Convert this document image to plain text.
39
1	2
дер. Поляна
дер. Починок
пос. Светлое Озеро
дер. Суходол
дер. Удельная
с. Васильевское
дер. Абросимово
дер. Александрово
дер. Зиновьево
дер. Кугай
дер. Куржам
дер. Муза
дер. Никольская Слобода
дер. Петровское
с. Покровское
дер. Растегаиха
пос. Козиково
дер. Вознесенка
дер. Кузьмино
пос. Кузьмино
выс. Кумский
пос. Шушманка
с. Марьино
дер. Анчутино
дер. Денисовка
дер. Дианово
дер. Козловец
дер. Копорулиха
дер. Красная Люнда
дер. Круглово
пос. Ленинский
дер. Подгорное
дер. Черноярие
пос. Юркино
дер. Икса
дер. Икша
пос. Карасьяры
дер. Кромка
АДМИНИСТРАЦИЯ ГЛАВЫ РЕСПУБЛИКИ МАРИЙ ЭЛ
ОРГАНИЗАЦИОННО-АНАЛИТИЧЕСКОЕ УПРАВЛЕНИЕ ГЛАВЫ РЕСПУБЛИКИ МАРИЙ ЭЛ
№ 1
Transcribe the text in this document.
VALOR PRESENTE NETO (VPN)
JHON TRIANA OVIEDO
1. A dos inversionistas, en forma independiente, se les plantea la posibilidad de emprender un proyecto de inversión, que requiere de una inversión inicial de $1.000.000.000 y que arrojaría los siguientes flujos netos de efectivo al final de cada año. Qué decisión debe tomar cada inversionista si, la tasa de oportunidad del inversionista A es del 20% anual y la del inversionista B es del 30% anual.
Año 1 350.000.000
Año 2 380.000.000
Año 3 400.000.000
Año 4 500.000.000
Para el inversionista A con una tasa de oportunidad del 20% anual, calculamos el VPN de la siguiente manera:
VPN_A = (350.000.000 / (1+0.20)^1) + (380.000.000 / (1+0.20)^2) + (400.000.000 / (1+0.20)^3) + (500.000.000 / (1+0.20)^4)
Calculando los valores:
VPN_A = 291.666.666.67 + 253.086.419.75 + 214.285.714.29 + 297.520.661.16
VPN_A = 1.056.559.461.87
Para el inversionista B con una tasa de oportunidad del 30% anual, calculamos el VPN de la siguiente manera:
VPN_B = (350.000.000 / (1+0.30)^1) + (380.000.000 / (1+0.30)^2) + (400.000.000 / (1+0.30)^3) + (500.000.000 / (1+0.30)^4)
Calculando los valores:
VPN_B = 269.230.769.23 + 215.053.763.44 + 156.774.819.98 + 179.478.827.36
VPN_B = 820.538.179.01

_ _ _ _ _

### [Stated exercise]
Return the listing above in its exact form.

### [The response]
Convert this document image to plain text.
39
1	2
дер. Поляна
дер. Починок
пос. Светлое Озеро
дер. Суходол
дер. Удельная
с. Васильевское
дер. Абросимово
дер. Александрово
дер. Зиновьево
дер. Кугай
дер. Куржам
дер. Муза
дер. Никольская Слобода
дер. Петровское
с. Покровское
дер. Растегаиха
пос. Козиково
дер. Вознесенка
дер. Кузьмино
пос. Кузьмино
выс. Кумский
пос. Шушманка
с. Марьино
дер. Анчутино
дер. Денисовка
дер. Дианово
дер. Козловец
дер. Копорулиха
дер. Красная Люнда
дер. Круглово
пос. Ленинский
дер. Подгорное
дер. Черноярие
пос. Юркино
дер. Икса
дер. Икша
пос. Карасьяры
дер. Кромка
АДМИНИСТРАЦИЯ ГЛАВЫ РЕСПУБЛИКИ МАРИЙ ЭЛ
ОРГАНИЗАЦИОННО-АНАЛИТИЧЕСКОЕ УПРАВЛЕНИЕ ГЛАВЫ РЕСПУБЛИКИ МАРИЙ ЭЛ
№ 1
Transcribe the text in this document.
VALOR PRESENTE NETO (VPN)
JHON TRIANA OVIEDO
1. A dos inversionistas, en forma independiente, se les plantea la posibilidad de emprender un proyecto de inversión, que requiere de una inversión inicial de $1.000.000.000 y que arrojaría los siguientes flujos netos de efectivo al final de cada año. Qué decisión debe tomar cada inversionista si, la tasa de oportunidad del inversionista A es del 20% anual y la del inversionista B es del 30% anual.
Año 1 350.000.000
Año 2 380.000.000
Año 3 400.000.000
Año 4 500.000.000
Para el inversionista A con una tasa de oportunidad del 20% anual, calculamos el VPN de la siguiente manera:
VPN_A = (350.000.000 / (1+0.20)^1) + (380.000.000 / (1+0.20)^2) + (400.000.000 / (1+0.20)^3) + (500.000.000 / (1+0.20)^4)
Calculando los valores:
VPN_A = 291.666.666.67 + 253.086.419.75 + 214.285.714.29 + 297.520.661.16
VPN_A = 1.056.559.461.87
Para el inversionista B con una tasa de oportunidad del 30% anual, calculamos el VPN de la siguiente manera:
VPN_B = (350.000.000 / (1+0.30)^1) + (380.000.000 / (1+0.30)^2) + (400.000.000 / (1+0.30)^3) + (500.000.000 / (1+0.30)^4)
Calculando los valores:
VPN_B = 269.230.769.23 + 215.053.763.44 + 156.774.819.98 + 179.478.827.36
VPN_B = 820.538.179.01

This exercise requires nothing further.